Given task =
Omit the pictures, please, and give each record below again exactly.

Extracted material =
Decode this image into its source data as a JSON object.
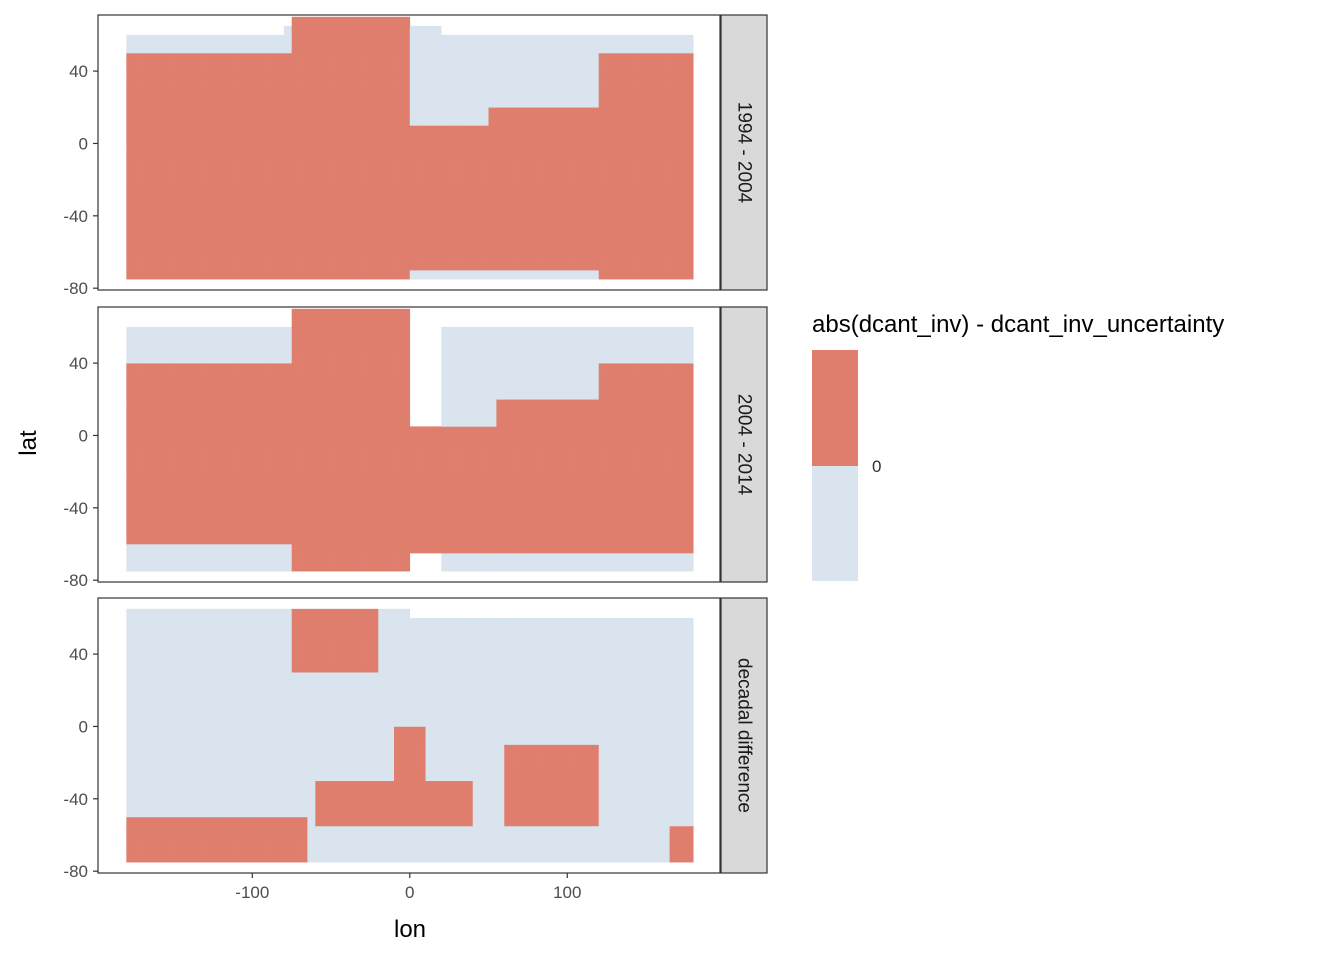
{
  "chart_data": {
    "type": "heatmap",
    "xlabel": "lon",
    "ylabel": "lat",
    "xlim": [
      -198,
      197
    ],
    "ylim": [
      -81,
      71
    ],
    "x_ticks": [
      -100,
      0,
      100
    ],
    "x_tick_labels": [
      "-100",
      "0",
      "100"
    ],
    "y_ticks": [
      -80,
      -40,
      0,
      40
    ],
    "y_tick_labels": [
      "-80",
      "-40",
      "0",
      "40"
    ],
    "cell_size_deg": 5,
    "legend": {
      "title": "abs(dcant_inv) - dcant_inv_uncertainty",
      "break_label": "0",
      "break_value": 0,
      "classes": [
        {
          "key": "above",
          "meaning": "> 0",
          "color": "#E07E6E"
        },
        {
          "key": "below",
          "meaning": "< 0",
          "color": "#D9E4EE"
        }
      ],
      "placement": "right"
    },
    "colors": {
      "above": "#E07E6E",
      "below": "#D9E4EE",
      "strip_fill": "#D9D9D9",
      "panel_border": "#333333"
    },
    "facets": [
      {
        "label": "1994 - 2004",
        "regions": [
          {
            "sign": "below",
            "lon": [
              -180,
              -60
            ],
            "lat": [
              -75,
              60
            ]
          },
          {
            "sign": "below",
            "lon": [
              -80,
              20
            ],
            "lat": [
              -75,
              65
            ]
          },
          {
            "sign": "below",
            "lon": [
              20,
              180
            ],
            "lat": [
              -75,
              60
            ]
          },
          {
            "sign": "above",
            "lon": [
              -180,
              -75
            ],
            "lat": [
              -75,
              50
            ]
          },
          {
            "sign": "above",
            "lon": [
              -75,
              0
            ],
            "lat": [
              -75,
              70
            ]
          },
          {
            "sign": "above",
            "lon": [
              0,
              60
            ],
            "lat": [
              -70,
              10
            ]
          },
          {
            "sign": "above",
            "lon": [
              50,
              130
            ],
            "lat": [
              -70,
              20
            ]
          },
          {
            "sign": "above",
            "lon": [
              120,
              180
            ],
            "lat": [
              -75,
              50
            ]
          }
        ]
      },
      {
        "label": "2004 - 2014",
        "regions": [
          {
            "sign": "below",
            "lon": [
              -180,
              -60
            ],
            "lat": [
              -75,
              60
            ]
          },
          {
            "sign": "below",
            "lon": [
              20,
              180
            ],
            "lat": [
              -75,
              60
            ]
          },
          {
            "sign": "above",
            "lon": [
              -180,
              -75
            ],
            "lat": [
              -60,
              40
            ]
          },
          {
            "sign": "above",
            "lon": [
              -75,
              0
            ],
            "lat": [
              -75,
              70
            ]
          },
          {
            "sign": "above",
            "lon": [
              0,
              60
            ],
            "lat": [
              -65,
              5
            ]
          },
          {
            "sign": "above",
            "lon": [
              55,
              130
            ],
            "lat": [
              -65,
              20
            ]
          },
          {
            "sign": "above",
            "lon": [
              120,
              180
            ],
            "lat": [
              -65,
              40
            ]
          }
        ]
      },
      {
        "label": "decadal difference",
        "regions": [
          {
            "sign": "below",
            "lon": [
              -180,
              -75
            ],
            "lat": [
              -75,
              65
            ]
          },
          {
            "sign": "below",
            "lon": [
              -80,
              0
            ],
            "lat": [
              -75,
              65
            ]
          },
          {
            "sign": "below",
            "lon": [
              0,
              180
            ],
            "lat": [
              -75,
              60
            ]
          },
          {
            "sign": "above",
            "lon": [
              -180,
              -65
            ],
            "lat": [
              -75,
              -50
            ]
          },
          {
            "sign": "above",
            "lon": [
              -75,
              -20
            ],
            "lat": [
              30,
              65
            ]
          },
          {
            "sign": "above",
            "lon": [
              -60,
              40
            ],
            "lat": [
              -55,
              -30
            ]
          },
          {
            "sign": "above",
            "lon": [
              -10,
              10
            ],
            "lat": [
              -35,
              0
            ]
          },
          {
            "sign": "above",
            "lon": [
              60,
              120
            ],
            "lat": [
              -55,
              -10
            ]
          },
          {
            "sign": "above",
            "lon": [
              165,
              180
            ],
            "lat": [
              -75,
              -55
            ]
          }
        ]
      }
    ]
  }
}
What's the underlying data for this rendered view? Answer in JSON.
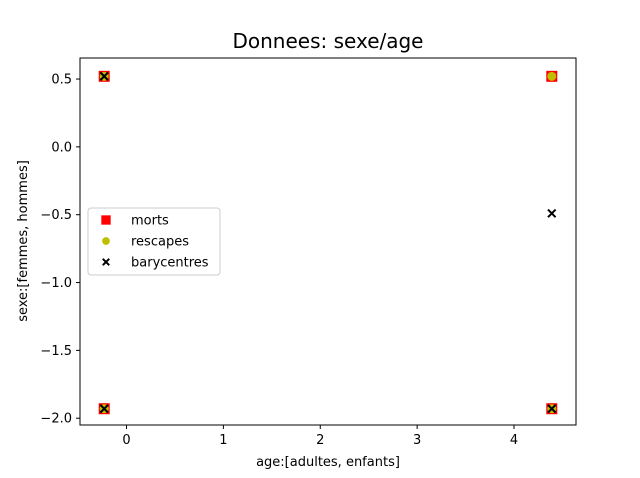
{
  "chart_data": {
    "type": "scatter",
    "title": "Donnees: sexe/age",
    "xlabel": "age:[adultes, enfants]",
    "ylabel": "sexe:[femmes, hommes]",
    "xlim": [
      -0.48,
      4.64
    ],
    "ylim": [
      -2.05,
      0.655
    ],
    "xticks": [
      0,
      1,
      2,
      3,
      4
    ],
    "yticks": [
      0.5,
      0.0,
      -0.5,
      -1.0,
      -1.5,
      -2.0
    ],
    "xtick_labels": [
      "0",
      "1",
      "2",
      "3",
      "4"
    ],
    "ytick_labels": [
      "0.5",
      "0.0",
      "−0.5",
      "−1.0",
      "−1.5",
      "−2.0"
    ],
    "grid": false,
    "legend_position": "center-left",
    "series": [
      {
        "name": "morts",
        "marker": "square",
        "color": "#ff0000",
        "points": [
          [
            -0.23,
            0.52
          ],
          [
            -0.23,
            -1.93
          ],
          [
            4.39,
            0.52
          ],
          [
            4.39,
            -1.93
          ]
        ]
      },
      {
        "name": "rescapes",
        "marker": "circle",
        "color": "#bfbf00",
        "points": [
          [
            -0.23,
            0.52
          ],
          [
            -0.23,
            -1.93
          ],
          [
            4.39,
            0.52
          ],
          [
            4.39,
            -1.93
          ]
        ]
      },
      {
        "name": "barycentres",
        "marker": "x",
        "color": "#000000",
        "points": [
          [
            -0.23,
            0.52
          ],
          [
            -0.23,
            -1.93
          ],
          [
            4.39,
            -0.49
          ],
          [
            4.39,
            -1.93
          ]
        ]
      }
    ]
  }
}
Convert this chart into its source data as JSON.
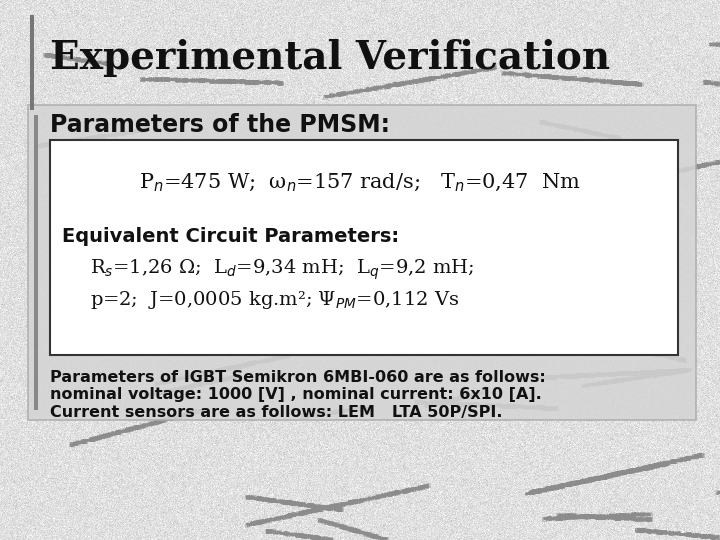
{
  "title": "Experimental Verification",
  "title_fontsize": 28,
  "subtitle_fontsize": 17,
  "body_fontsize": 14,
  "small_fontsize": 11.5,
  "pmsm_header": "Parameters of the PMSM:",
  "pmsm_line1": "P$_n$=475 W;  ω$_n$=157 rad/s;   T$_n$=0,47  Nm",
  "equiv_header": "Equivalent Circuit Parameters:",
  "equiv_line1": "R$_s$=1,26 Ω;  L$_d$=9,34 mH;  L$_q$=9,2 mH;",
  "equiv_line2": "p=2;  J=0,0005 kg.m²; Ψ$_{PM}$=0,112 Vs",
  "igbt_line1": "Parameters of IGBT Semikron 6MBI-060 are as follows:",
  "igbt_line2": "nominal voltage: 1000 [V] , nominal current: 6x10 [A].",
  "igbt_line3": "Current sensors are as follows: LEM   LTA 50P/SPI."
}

Answer to the problem =
Decode this image into its source data as a JSON object.
{
  "chart_data": {
    "type": "heatmap",
    "xlabel": "lon",
    "ylabel": "lat",
    "xlim": [
      -198,
      197
    ],
    "ylim": [
      -81,
      71
    ],
    "x_ticks": [
      -100,
      0,
      100
    ],
    "x_tick_labels": [
      "-100",
      "0",
      "100"
    ],
    "y_ticks": [
      -80,
      -40,
      0,
      40
    ],
    "y_tick_labels": [
      "-80",
      "-40",
      "0",
      "40"
    ],
    "cell_size_deg": 5,
    "legend": {
      "title": "abs(dcant_inv) - dcant_inv_uncertainty",
      "break_label": "0",
      "break_value": 0,
      "classes": [
        {
          "key": "above",
          "meaning": "> 0",
          "color": "#E07E6E"
        },
        {
          "key": "below",
          "meaning": "< 0",
          "color": "#D9E4EE"
        }
      ],
      "placement": "right"
    },
    "colors": {
      "above": "#E07E6E",
      "below": "#D9E4EE",
      "strip_fill": "#D9D9D9",
      "panel_border": "#333333"
    },
    "facets": [
      {
        "label": "1994 - 2004",
        "regions": [
          {
            "sign": "below",
            "lon": [
              -180,
              -60
            ],
            "lat": [
              -75,
              60
            ]
          },
          {
            "sign": "below",
            "lon": [
              -80,
              20
            ],
            "lat": [
              -75,
              65
            ]
          },
          {
            "sign": "below",
            "lon": [
              20,
              180
            ],
            "lat": [
              -75,
              60
            ]
          },
          {
            "sign": "above",
            "lon": [
              -180,
              -75
            ],
            "lat": [
              -75,
              50
            ]
          },
          {
            "sign": "above",
            "lon": [
              -75,
              0
            ],
            "lat": [
              -75,
              70
            ]
          },
          {
            "sign": "above",
            "lon": [
              0,
              60
            ],
            "lat": [
              -70,
              10
            ]
          },
          {
            "sign": "above",
            "lon": [
              50,
              130
            ],
            "lat": [
              -70,
              20
            ]
          },
          {
            "sign": "above",
            "lon": [
              120,
              180
            ],
            "lat": [
              -75,
              50
            ]
          }
        ]
      },
      {
        "label": "2004 - 2014",
        "regions": [
          {
            "sign": "below",
            "lon": [
              -180,
              -60
            ],
            "lat": [
              -75,
              60
            ]
          },
          {
            "sign": "below",
            "lon": [
              20,
              180
            ],
            "lat": [
              -75,
              60
            ]
          },
          {
            "sign": "above",
            "lon": [
              -180,
              -75
            ],
            "lat": [
              -60,
              40
            ]
          },
          {
            "sign": "above",
            "lon": [
              -75,
              0
            ],
            "lat": [
              -75,
              70
            ]
          },
          {
            "sign": "above",
            "lon": [
              0,
              60
            ],
            "lat": [
              -65,
              5
            ]
          },
          {
            "sign": "above",
            "lon": [
              55,
              130
            ],
            "lat": [
              -65,
              20
            ]
          },
          {
            "sign": "above",
            "lon": [
              120,
              180
            ],
            "lat": [
              -65,
              40
            ]
          }
        ]
      },
      {
        "label": "decadal difference",
        "regions": [
          {
            "sign": "below",
            "lon": [
              -180,
              -75
            ],
            "lat": [
              -75,
              65
            ]
          },
          {
            "sign": "below",
            "lon": [
              -80,
              0
            ],
            "lat": [
              -75,
              65
            ]
          },
          {
            "sign": "below",
            "lon": [
              0,
              180
            ],
            "lat": [
              -75,
              60
            ]
          },
          {
            "sign": "above",
            "lon": [
              -180,
              -65
            ],
            "lat": [
              -75,
              -50
            ]
          },
          {
            "sign": "above",
            "lon": [
              -75,
              -20
            ],
            "lat": [
              30,
              65
            ]
          },
          {
            "sign": "above",
            "lon": [
              -60,
              40
            ],
            "lat": [
              -55,
              -30
            ]
          },
          {
            "sign": "above",
            "lon": [
              -10,
              10
            ],
            "lat": [
              -35,
              0
            ]
          },
          {
            "sign": "above",
            "lon": [
              60,
              120
            ],
            "lat": [
              -55,
              -10
            ]
          },
          {
            "sign": "above",
            "lon": [
              165,
              180
            ],
            "lat": [
              -75,
              -55
            ]
          }
        ]
      }
    ]
  }
}
What's the underlying data for this rendered view? Answer in JSON.
{
  "chart_data": {
    "type": "scatter",
    "title": "Donnees: sexe/age",
    "xlabel": "age:[adultes, enfants]",
    "ylabel": "sexe:[femmes, hommes]",
    "xlim": [
      -0.48,
      4.64
    ],
    "ylim": [
      -2.05,
      0.655
    ],
    "xticks": [
      0,
      1,
      2,
      3,
      4
    ],
    "yticks": [
      0.5,
      0.0,
      -0.5,
      -1.0,
      -1.5,
      -2.0
    ],
    "xtick_labels": [
      "0",
      "1",
      "2",
      "3",
      "4"
    ],
    "ytick_labels": [
      "0.5",
      "0.0",
      "−0.5",
      "−1.0",
      "−1.5",
      "−2.0"
    ],
    "grid": false,
    "legend_position": "center-left",
    "series": [
      {
        "name": "morts",
        "marker": "square",
        "color": "#ff0000",
        "points": [
          [
            -0.23,
            0.52
          ],
          [
            -0.23,
            -1.93
          ],
          [
            4.39,
            0.52
          ],
          [
            4.39,
            -1.93
          ]
        ]
      },
      {
        "name": "rescapes",
        "marker": "circle",
        "color": "#bfbf00",
        "points": [
          [
            -0.23,
            0.52
          ],
          [
            -0.23,
            -1.93
          ],
          [
            4.39,
            0.52
          ],
          [
            4.39,
            -1.93
          ]
        ]
      },
      {
        "name": "barycentres",
        "marker": "x",
        "color": "#000000",
        "points": [
          [
            -0.23,
            0.52
          ],
          [
            -0.23,
            -1.93
          ],
          [
            4.39,
            -0.49
          ],
          [
            4.39,
            -1.93
          ]
        ]
      }
    ]
  }
}
Convert this chart into its source data as JSON.
{
  "title": "Experimental Verification",
  "title_fontsize": 28,
  "subtitle_fontsize": 17,
  "body_fontsize": 14,
  "small_fontsize": 11.5,
  "pmsm_header": "Parameters of the PMSM:",
  "pmsm_line1": "P$_n$=475 W;  ω$_n$=157 rad/s;   T$_n$=0,47  Nm",
  "equiv_header": "Equivalent Circuit Parameters:",
  "equiv_line1": "R$_s$=1,26 Ω;  L$_d$=9,34 mH;  L$_q$=9,2 mH;",
  "equiv_line2": "p=2;  J=0,0005 kg.m²; Ψ$_{PM}$=0,112 Vs",
  "igbt_line1": "Parameters of IGBT Semikron 6MBI-060 are as follows:",
  "igbt_line2": "nominal voltage: 1000 [V] , nominal current: 6x10 [A].",
  "igbt_line3": "Current sensors are as follows: LEM   LTA 50P/SPI."
}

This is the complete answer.